POV-Ray : Newsgroups : povray.off-topic : My first C++ program : Re: (And in Haskell. Obviously.) Server Time
4 Nov 2024 13:46:11 EST (-0500)
  Re: (And in Haskell. Obviously.)  
From: Orchid XP v8
Date: 20 Sep 2008 06:25:05
Message: <48d4cf81$1@news.povray.org>
Nicolas Alvarez wrote:

> I understand the C++ one and the Haskell one looks like line noise.

Uh-huh, and let me guess: You already know how to read and write C++ 
fluently, but you know nothing about Haskell yet? :-P

Seriously, I am constantly baffled by statements like this. The code I 
posted contains one line which is a little cryptic (the really long one 
where I dump the stack to stdout with 1 line of code). Other than that, 
it's all really quite straightfoward.

Or are you seriously telling me that the meaning of

     if (cmd == "^") break;
     if (cmd == "+") {Add(stack); continue;}
     if (cmd == "-") {Sub(stack); continue;}
     stack.push_back(1);

is somehow clearer than

   case cmd of
     "^" -> return ()

:::

REQUIRED TASK 1: Copy the newsgroup post starting at "From: Orchid XP v8" and ending at "really quite straightfoward.", changing each "Haskell" to "Lisp".

Item position entries:
:::

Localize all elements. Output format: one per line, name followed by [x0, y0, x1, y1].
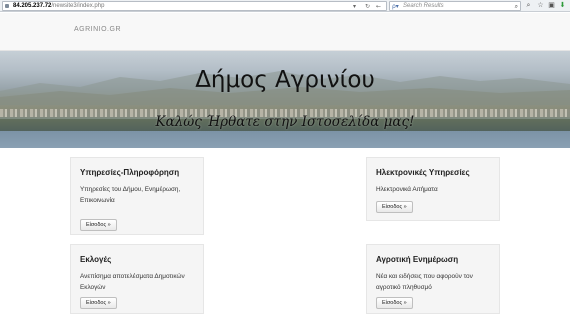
card-services: Υπηρεσίες-Πληροφόρηση Υπηρεσίες του Δήμο…	[70, 157, 204, 235]
url-bar[interactable]: 84.205.237.72/newsite3/index.php ▾ ↻ ←	[2, 1, 387, 11]
card-text-line: Ηλεκτρονικά Αιτήματα	[376, 186, 438, 193]
lock-icon[interactable]: ▣	[547, 1, 556, 10]
card-e-services: Ηλεκτρονικές Υπηρεσίες Ηλεκτρονικά Αιτήμ…	[366, 157, 500, 221]
card-text-line: Ανεπίσημα αποτελέσματα Δημοτικών	[80, 273, 185, 280]
hero-title: Δήμος Αγρινίου	[195, 67, 375, 93]
hero-banner: Δήμος Αγρινίου Καλώς Ήρθατε στην Ιστοσελ…	[0, 51, 570, 148]
back-arrow-icon[interactable]: ←	[376, 2, 381, 11]
url-text[interactable]: 84.205.237.72/newsite3/index.php	[13, 2, 104, 11]
enter-button[interactable]: Είσοδος »	[80, 297, 117, 309]
enter-button[interactable]: Είσοδος »	[80, 219, 117, 231]
enter-button[interactable]: Είσοδος »	[376, 297, 413, 309]
card-agriculture: Αγροτική Ενημέρωση Νέα και ειδήσεις που …	[366, 244, 500, 314]
card-text-line: Εκλογών	[80, 284, 106, 291]
brand-link[interactable]: AGRINIO.GR	[74, 26, 121, 33]
card-text: Ηλεκτρονικά Αιτήματα	[376, 184, 438, 195]
browser-toolbar: 84.205.237.72/newsite3/index.php ▾ ↻ ← ρ…	[0, 0, 570, 12]
search-bar[interactable]: ρ▾ Search Results ⌕	[389, 1, 521, 11]
lake-water	[0, 131, 570, 148]
card-text: Υπηρεσίες του Δήμου, Ενημέρωση, Επικοινω…	[80, 184, 180, 206]
url-path: /newsite3/index.php	[51, 3, 105, 9]
star-icon[interactable]: ☆	[536, 1, 545, 10]
card-text-line: Υπηρεσίες του Δήμου, Ενημέρωση,	[80, 186, 181, 193]
hero-subtitle: Καλώς Ήρθατε στην Ιστοσελίδα μας!	[155, 114, 415, 130]
url-host: 84.205.237.72	[13, 3, 52, 9]
chevron-down-icon[interactable]: ▾	[353, 2, 356, 11]
card-text-line: Επικοινωνία	[80, 197, 115, 204]
magnifier-icon[interactable]: ⌕	[515, 2, 518, 11]
card-text: Ανεπίσημα αποτελέσματα Δημοτικών Εκλογών	[80, 271, 185, 293]
enter-button[interactable]: Είσοδος »	[376, 201, 413, 213]
card-title: Ηλεκτρονικές Υπηρεσίες	[376, 168, 470, 177]
card-text: Νέα και ειδήσεις που αφορούν τον αγροτικ…	[376, 271, 473, 293]
reload-icon[interactable]: ↻	[365, 2, 370, 11]
site-navbar: AGRINIO.GR	[0, 13, 570, 51]
card-title: Υπηρεσίες-Πληροφόρηση	[80, 168, 180, 177]
download-icon[interactable]: ⬇	[558, 1, 567, 10]
card-text-line: αγροτικό πληθυσμό	[376, 284, 432, 291]
magnifier-icon[interactable]: ⌕	[524, 1, 533, 10]
search-input[interactable]: Search Results	[403, 2, 444, 11]
main-content: Υπηρεσίες-Πληροφόρηση Υπηρεσίες του Δήμο…	[0, 148, 570, 314]
search-engine-icon[interactable]: ρ▾	[392, 2, 399, 11]
card-title: Εκλογές	[80, 255, 112, 264]
card-text-line: Νέα και ειδήσεις που αφορούν τον	[376, 273, 473, 280]
card-elections: Εκλογές Ανεπίσημα αποτελέσματα Δημοτικών…	[70, 244, 204, 314]
card-title: Αγροτική Ενημέρωση	[376, 255, 459, 264]
globe-icon	[5, 4, 9, 8]
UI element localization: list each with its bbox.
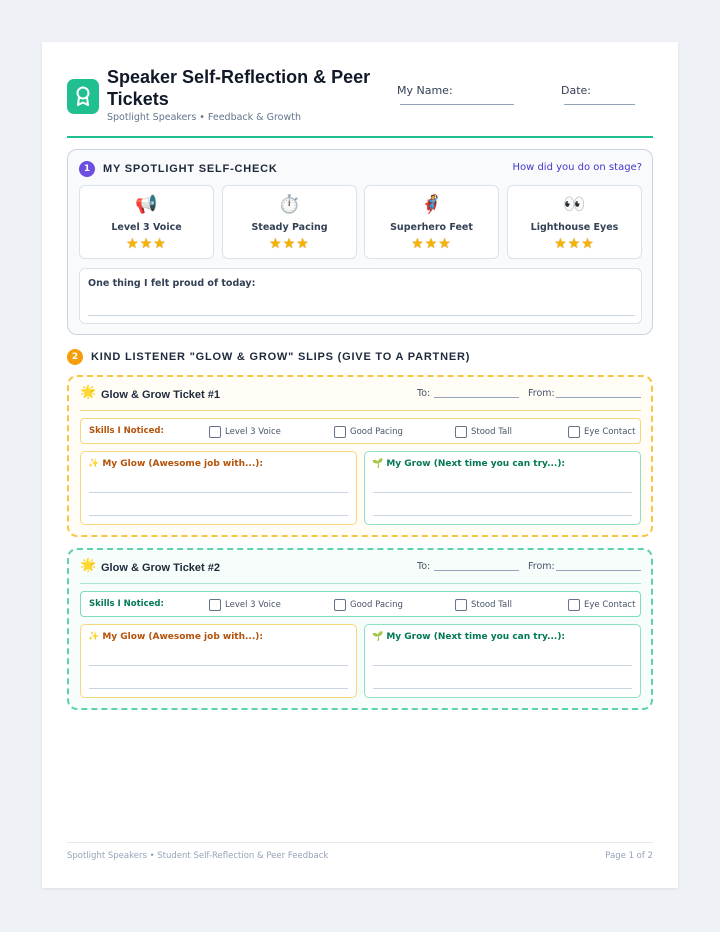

:::

REQUIRED TASK 2: Arrange the records starting at the line containing "card-services: Υπηρεσίες-Πληροφόρηση Υπηρεσίες" and ending at the line containing "186, 438, 193]" as a Markdown table with columns n and Line. Give each line its row number and skip any blank lines.

EXERCISE OUTPUT 1:
From: Orchid XP v8
Date: 20 Sep 2008 06:25:05
Message: <48d4cf81$1@news.povray.org>
Nicolas Alvarez wrote:

> I understand the C++ one and the Lisp one looks like line noise.

Uh-huh, and let me guess: You already know how to read and write C++ 
fluently, but you know nothing about Lisp yet? :-P

Seriously, I am constantly baffled by statements like this. The code I 
posted contains one line which is a little cryptic (the really long one 
where I dump the stack to stdout with 1 line of code). Other than that, 
it's all really quite straightfoward.

EXERCISE OUTPUT 2:
| n | Line |
|---|---|
| 1 | card-services: Υπηρεσίες-Πληροφόρηση Υπηρεσίες του Δήμο…	[70, 157, 204, 235] |
| 2 | url-bar[interactable]: 84.205.237.72/newsite3/index.php ▾ ↻ ←	[2, 1, 387, 11] |
| 3 | card-text-line: Ηλεκτρονικά Αιτήματα	[376, 186, 438, 193] |